▶ WORK INSTRUCTIONS
Reproduce all the entries exactly.
********
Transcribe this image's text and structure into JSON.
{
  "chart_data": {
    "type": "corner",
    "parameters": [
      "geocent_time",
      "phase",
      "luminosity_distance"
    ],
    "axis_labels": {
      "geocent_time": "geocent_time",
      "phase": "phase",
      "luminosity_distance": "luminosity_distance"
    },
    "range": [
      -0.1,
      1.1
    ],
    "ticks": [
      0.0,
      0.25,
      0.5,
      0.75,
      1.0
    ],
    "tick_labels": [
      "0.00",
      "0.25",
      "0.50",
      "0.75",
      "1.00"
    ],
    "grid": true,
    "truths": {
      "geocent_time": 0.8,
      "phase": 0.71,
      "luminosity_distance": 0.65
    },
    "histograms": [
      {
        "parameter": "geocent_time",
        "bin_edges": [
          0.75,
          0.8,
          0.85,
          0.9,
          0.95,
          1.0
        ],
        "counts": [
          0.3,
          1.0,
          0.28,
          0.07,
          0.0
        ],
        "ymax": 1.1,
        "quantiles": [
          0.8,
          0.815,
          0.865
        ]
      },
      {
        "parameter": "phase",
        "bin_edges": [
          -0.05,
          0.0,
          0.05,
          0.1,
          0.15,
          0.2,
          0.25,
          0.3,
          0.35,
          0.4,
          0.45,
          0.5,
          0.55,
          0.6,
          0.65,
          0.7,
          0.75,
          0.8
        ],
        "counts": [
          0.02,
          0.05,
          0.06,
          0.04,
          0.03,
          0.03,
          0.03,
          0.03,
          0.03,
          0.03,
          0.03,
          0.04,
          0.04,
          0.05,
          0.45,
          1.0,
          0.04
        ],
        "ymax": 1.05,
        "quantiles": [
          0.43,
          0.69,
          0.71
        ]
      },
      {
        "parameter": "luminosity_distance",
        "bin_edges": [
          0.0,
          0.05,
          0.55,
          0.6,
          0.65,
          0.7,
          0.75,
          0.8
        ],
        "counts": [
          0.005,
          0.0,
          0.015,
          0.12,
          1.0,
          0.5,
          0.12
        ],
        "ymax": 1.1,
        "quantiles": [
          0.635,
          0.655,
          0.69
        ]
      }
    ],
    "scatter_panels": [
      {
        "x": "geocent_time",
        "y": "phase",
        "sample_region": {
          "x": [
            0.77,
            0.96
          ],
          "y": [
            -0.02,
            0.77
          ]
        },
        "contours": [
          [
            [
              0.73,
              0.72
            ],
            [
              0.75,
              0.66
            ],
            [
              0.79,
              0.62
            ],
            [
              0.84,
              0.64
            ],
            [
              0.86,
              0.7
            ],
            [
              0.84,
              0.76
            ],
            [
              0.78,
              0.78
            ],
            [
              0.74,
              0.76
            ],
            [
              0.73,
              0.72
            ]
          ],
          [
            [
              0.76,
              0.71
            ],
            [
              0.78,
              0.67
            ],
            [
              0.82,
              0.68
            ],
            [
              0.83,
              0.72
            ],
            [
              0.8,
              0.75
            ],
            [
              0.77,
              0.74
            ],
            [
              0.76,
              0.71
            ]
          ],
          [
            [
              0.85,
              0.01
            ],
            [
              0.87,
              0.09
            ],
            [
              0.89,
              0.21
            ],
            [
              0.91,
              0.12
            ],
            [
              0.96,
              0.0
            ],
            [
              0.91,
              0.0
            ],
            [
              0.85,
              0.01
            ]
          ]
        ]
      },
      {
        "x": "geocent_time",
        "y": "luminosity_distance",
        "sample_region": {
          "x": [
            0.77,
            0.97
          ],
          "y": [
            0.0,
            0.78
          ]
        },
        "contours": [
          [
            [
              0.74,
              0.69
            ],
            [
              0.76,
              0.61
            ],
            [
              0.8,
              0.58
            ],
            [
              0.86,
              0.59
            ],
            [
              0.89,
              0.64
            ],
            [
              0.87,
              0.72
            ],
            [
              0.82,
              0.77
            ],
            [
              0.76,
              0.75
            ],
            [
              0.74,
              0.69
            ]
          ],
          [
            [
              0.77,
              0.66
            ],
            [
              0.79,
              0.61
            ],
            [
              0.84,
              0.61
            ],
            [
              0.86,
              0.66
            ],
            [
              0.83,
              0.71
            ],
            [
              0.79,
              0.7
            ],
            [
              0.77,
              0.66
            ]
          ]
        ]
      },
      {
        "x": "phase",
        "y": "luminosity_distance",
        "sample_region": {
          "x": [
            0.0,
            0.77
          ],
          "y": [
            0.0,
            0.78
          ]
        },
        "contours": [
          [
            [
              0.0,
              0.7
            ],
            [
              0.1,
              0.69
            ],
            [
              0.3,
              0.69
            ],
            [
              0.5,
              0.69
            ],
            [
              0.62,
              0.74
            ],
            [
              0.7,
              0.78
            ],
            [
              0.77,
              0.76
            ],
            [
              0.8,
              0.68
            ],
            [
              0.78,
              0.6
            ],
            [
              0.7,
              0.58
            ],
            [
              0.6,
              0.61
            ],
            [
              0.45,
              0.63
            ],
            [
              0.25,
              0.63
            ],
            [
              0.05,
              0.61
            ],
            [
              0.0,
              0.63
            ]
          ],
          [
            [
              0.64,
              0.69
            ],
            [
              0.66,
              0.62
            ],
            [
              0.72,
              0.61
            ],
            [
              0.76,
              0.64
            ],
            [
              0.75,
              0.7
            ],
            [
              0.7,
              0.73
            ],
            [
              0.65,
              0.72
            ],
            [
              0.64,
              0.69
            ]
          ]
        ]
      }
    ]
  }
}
********
▶ THE SOLUTION
Transcribe this image's text and structure into JSON.
{
  "chart_data": {
    "type": "corner",
    "parameters": [
      "geocent_time",
      "phase",
      "luminosity_distance"
    ],
    "axis_labels": {
      "geocent_time": "geocent_time",
      "phase": "phase",
      "luminosity_distance": "luminosity_distance"
    },
    "range": [
      -0.1,
      1.1
    ],
    "ticks": [
      0.0,
      0.25,
      0.5,
      0.75,
      1.0
    ],
    "tick_labels": [
      "0.00",
      "0.25",
      "0.50",
      "0.75",
      "1.00"
    ],
    "grid": true,
    "truths": {
      "geocent_time": 0.8,
      "phase": 0.71,
      "luminosity_distance": 0.65
    },
    "histograms": [
      {
        "parameter": "geocent_time",
        "bin_edges": [
          0.75,
          0.8,
          0.85,
          0.9,
          0.95,
          1.0
        ],
        "counts": [
          0.3,
          1.0,
          0.28,
          0.07,
          0.0
        ],
        "ymax": 1.1,
        "quantiles": [
          0.8,
          0.815,
          0.865
        ]
      },
      {
        "parameter": "phase",
        "bin_edges": [
          -0.05,
          0.0,
          0.05,
          0.1,
          0.15,
          0.2,
          0.25,
          0.3,
          0.35,
          0.4,
          0.45,
          0.5,
          0.55,
          0.6,
          0.65,
          0.7,
          0.75,
          0.8
        ],
        "counts": [
          0.02,
          0.05,
          0.06,
          0.04,
          0.03,
          0.03,
          0.03,
          0.03,
          0.03,
          0.03,
          0.03,
          0.04,
          0.04,
          0.05,
          0.45,
          1.0,
          0.04
        ],
        "ymax": 1.05,
        "quantiles": [
          0.43,
          0.69,
          0.71
        ]
      },
      {
        "parameter": "luminosity_distance",
        "bin_edges": [
          0.0,
          0.05,
          0.55,
          0.6,
          0.65,
          0.7,
          0.75,
          0.8
        ],
        "counts": [
          0.005,
          0.0,
          0.015,
          0.12,
          1.0,
          0.5,
          0.12
        ],
        "ymax": 1.1,
        "quantiles": [
          0.635,
          0.655,
          0.69
        ]
      }
    ],
    "scatter_panels": [
      {
        "x": "geocent_time",
        "y": "phase",
        "sample_region": {
          "x": [
            0.77,
            0.96
          ],
          "y": [
            -0.02,
            0.77
          ]
        },
        "contours": [
          [
            [
              0.73,
              0.72
            ],
            [
              0.75,
              0.66
            ],
            [
              0.79,
              0.62
            ],
            [
              0.84,
              0.64
            ],
            [
              0.86,
              0.7
            ],
            [
              0.84,
              0.76
            ],
            [
              0.78,
              0.78
            ],
            [
              0.74,
              0.76
            ],
            [
              0.73,
              0.72
            ]
          ],
          [
            [
              0.76,
              0.71
            ],
            [
              0.78,
              0.67
            ],
            [
              0.82,
              0.68
            ],
            [
              0.83,
              0.72
            ],
            [
              0.8,
              0.75
            ],
            [
              0.77,
              0.74
            ],
            [
              0.76,
              0.71
            ]
          ],
          [
            [
              0.85,
              0.01
            ],
            [
              0.87,
              0.09
            ],
            [
              0.89,
              0.21
            ],
            [
              0.91,
              0.12
            ],
            [
              0.96,
              0.0
            ],
            [
              0.91,
              0.0
            ],
            [
              0.85,
              0.01
            ]
          ]
        ]
      },
      {
        "x": "geocent_time",
        "y": "luminosity_distance",
        "sample_region": {
          "x": [
            0.77,
            0.97
          ],
          "y": [
            0.0,
            0.78
          ]
        },
        "contours": [
          [
            [
              0.74,
              0.69
            ],
            [
              0.76,
              0.61
            ],
            [
              0.8,
              0.58
            ],
            [
              0.86,
              0.59
            ],
            [
              0.89,
              0.64
            ],
            [
              0.87,
              0.72
            ],
            [
              0.82,
              0.77
            ],
            [
              0.76,
              0.75
            ],
            [
              0.74,
              0.69
            ]
          ],
          [
            [
              0.77,
              0.66
            ],
            [
              0.79,
              0.61
            ],
            [
              0.84,
              0.61
            ],
            [
              0.86,
              0.66
            ],
            [
              0.83,
              0.71
            ],
            [
              0.79,
              0.7
            ],
            [
              0.77,
              0.66
            ]
          ]
        ]
      },
      {
        "x": "phase",
        "y": "luminosity_distance",
        "sample_region": {
          "x": [
            0.0,
            0.77
          ],
          "y": [
            0.0,
            0.78
          ]
        },
        "contours": [
          [
            [
              0.0,
              0.7
            ],
            [
              0.1,
              0.69
            ],
            [
              0.3,
              0.69
            ],
            [
              0.5,
              0.69
            ],
            [
              0.62,
              0.74
            ],
            [
              0.7,
              0.78
            ],
            [
              0.77,
              0.76
            ],
            [
              0.8,
              0.68
            ],
            [
              0.78,
              0.6
            ],
            [
              0.7,
              0.58
            ],
            [
              0.6,
              0.61
            ],
            [
              0.45,
              0.63
            ],
            [
              0.25,
              0.63
            ],
            [
              0.05,
              0.61
            ],
            [
              0.0,
              0.63
            ]
          ],
          [
            [
              0.64,
              0.69
            ],
            [
              0.66,
              0.62
            ],
            [
              0.72,
              0.61
            ],
            [
              0.76,
              0.64
            ],
            [
              0.75,
              0.7
            ],
            [
              0.7,
              0.73
            ],
            [
              0.65,
              0.72
            ],
            [
              0.64,
              0.69
            ]
          ]
        ]
      }
    ]
  }
}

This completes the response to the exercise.